__Provided entries__.
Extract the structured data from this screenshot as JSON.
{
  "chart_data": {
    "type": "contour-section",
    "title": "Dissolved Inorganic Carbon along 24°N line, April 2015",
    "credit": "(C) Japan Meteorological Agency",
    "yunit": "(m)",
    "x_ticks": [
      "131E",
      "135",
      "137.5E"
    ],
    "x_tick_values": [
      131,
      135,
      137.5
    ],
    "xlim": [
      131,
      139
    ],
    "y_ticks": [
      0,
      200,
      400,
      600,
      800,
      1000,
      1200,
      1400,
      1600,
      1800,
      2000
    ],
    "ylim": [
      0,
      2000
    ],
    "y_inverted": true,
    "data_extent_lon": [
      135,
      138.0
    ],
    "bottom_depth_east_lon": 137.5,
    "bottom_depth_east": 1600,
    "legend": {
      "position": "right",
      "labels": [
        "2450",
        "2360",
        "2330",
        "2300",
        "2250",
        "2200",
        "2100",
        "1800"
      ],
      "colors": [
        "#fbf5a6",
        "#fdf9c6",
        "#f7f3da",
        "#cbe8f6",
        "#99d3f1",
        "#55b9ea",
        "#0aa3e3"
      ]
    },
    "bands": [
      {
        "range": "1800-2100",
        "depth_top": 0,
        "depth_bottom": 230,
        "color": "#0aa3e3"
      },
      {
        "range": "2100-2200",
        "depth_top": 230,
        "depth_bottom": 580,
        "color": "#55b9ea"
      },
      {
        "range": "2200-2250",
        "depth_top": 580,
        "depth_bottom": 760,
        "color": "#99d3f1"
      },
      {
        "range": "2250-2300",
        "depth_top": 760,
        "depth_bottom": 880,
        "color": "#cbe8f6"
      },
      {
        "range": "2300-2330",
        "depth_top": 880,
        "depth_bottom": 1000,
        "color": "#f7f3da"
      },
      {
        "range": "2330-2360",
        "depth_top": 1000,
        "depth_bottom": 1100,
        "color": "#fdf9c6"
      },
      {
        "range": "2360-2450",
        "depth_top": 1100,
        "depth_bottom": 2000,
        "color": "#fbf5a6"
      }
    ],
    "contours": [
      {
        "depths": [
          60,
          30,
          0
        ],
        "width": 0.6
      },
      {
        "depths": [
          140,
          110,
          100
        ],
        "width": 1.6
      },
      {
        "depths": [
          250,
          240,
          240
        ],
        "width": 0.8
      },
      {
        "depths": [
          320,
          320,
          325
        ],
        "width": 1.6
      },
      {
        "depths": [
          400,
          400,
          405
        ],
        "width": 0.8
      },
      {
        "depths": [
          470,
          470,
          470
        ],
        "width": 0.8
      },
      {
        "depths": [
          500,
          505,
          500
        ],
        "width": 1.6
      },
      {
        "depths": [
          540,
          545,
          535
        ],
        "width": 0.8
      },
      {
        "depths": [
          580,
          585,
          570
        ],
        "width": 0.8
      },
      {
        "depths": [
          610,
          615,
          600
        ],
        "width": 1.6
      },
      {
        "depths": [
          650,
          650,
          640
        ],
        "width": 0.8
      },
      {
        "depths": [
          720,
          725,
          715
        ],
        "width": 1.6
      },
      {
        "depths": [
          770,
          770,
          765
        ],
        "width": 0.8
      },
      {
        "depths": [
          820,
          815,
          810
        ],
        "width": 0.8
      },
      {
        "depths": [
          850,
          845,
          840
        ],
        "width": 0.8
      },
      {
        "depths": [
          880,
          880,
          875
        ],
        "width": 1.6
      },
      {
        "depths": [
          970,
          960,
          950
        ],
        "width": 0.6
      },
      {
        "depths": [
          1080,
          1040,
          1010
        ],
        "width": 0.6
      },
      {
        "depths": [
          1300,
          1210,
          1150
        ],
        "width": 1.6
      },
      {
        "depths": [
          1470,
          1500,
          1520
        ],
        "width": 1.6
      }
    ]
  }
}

__Task goal__.
Recopy the whole listing exactly.

__Solution to the problem__.
Extract the structured data from this screenshot as JSON.
{
  "chart_data": {
    "type": "contour-section",
    "title": "Dissolved Inorganic Carbon along 24°N line, April 2015",
    "credit": "(C) Japan Meteorological Agency",
    "yunit": "(m)",
    "x_ticks": [
      "131E",
      "135",
      "137.5E"
    ],
    "x_tick_values": [
      131,
      135,
      137.5
    ],
    "xlim": [
      131,
      139
    ],
    "y_ticks": [
      0,
      200,
      400,
      600,
      800,
      1000,
      1200,
      1400,
      1600,
      1800,
      2000
    ],
    "ylim": [
      0,
      2000
    ],
    "y_inverted": true,
    "data_extent_lon": [
      135,
      138.0
    ],
    "bottom_depth_east_lon": 137.5,
    "bottom_depth_east": 1600,
    "legend": {
      "position": "right",
      "labels": [
        "2450",
        "2360",
        "2330",
        "2300",
        "2250",
        "2200",
        "2100",
        "1800"
      ],
      "colors": [
        "#fbf5a6",
        "#fdf9c6",
        "#f7f3da",
        "#cbe8f6",
        "#99d3f1",
        "#55b9ea",
        "#0aa3e3"
      ]
    },
    "bands": [
      {
        "range": "1800-2100",
        "depth_top": 0,
        "depth_bottom": 230,
        "color": "#0aa3e3"
      },
      {
        "range": "2100-2200",
        "depth_top": 230,
        "depth_bottom": 580,
        "color": "#55b9ea"
      },
      {
        "range": "2200-2250",
        "depth_top": 580,
        "depth_bottom": 760,
        "color": "#99d3f1"
      },
      {
        "range": "2250-2300",
        "depth_top": 760,
        "depth_bottom": 880,
        "color": "#cbe8f6"
      },
      {
        "range": "2300-2330",
        "depth_top": 880,
        "depth_bottom": 1000,
        "color": "#f7f3da"
      },
      {
        "range": "2330-2360",
        "depth_top": 1000,
        "depth_bottom": 1100,
        "color": "#fdf9c6"
      },
      {
        "range": "2360-2450",
        "depth_top": 1100,
        "depth_bottom": 2000,
        "color": "#fbf5a6"
      }
    ],
    "contours": [
      {
        "depths": [
          60,
          30,
          0
        ],
        "width": 0.6
      },
      {
        "depths": [
          140,
          110,
          100
        ],
        "width": 1.6
      },
      {
        "depths": [
          250,
          240,
          240
        ],
        "width": 0.8
      },
      {
        "depths": [
          320,
          320,
          325
        ],
        "width": 1.6
      },
      {
        "depths": [
          400,
          400,
          405
        ],
        "width": 0.8
      },
      {
        "depths": [
          470,
          470,
          470
        ],
        "width": 0.8
      },
      {
        "depths": [
          500,
          505,
          500
        ],
        "width": 1.6
      },
      {
        "depths": [
          540,
          545,
          535
        ],
        "width": 0.8
      },
      {
        "depths": [
          580,
          585,
          570
        ],
        "width": 0.8
      },
      {
        "depths": [
          610,
          615,
          600
        ],
        "width": 1.6
      },
      {
        "depths": [
          650,
          650,
          640
        ],
        "width": 0.8
      },
      {
        "depths": [
          720,
          725,
          715
        ],
        "width": 1.6
      },
      {
        "depths": [
          770,
          770,
          765
        ],
        "width": 0.8
      },
      {
        "depths": [
          820,
          815,
          810
        ],
        "width": 0.8
      },
      {
        "depths": [
          850,
          845,
          840
        ],
        "width": 0.8
      },
      {
        "depths": [
          880,
          880,
          875
        ],
        "width": 1.6
      },
      {
        "depths": [
          970,
          960,
          950
        ],
        "width": 0.6
      },
      {
        "depths": [
          1080,
          1040,
          1010
        ],
        "width": 0.6
      },
      {
        "depths": [
          1300,
          1210,
          1150
        ],
        "width": 1.6
      },
      {
        "depths": [
          1470,
          1500,
          1520
        ],
        "width": 1.6
      }
    ]
  }
}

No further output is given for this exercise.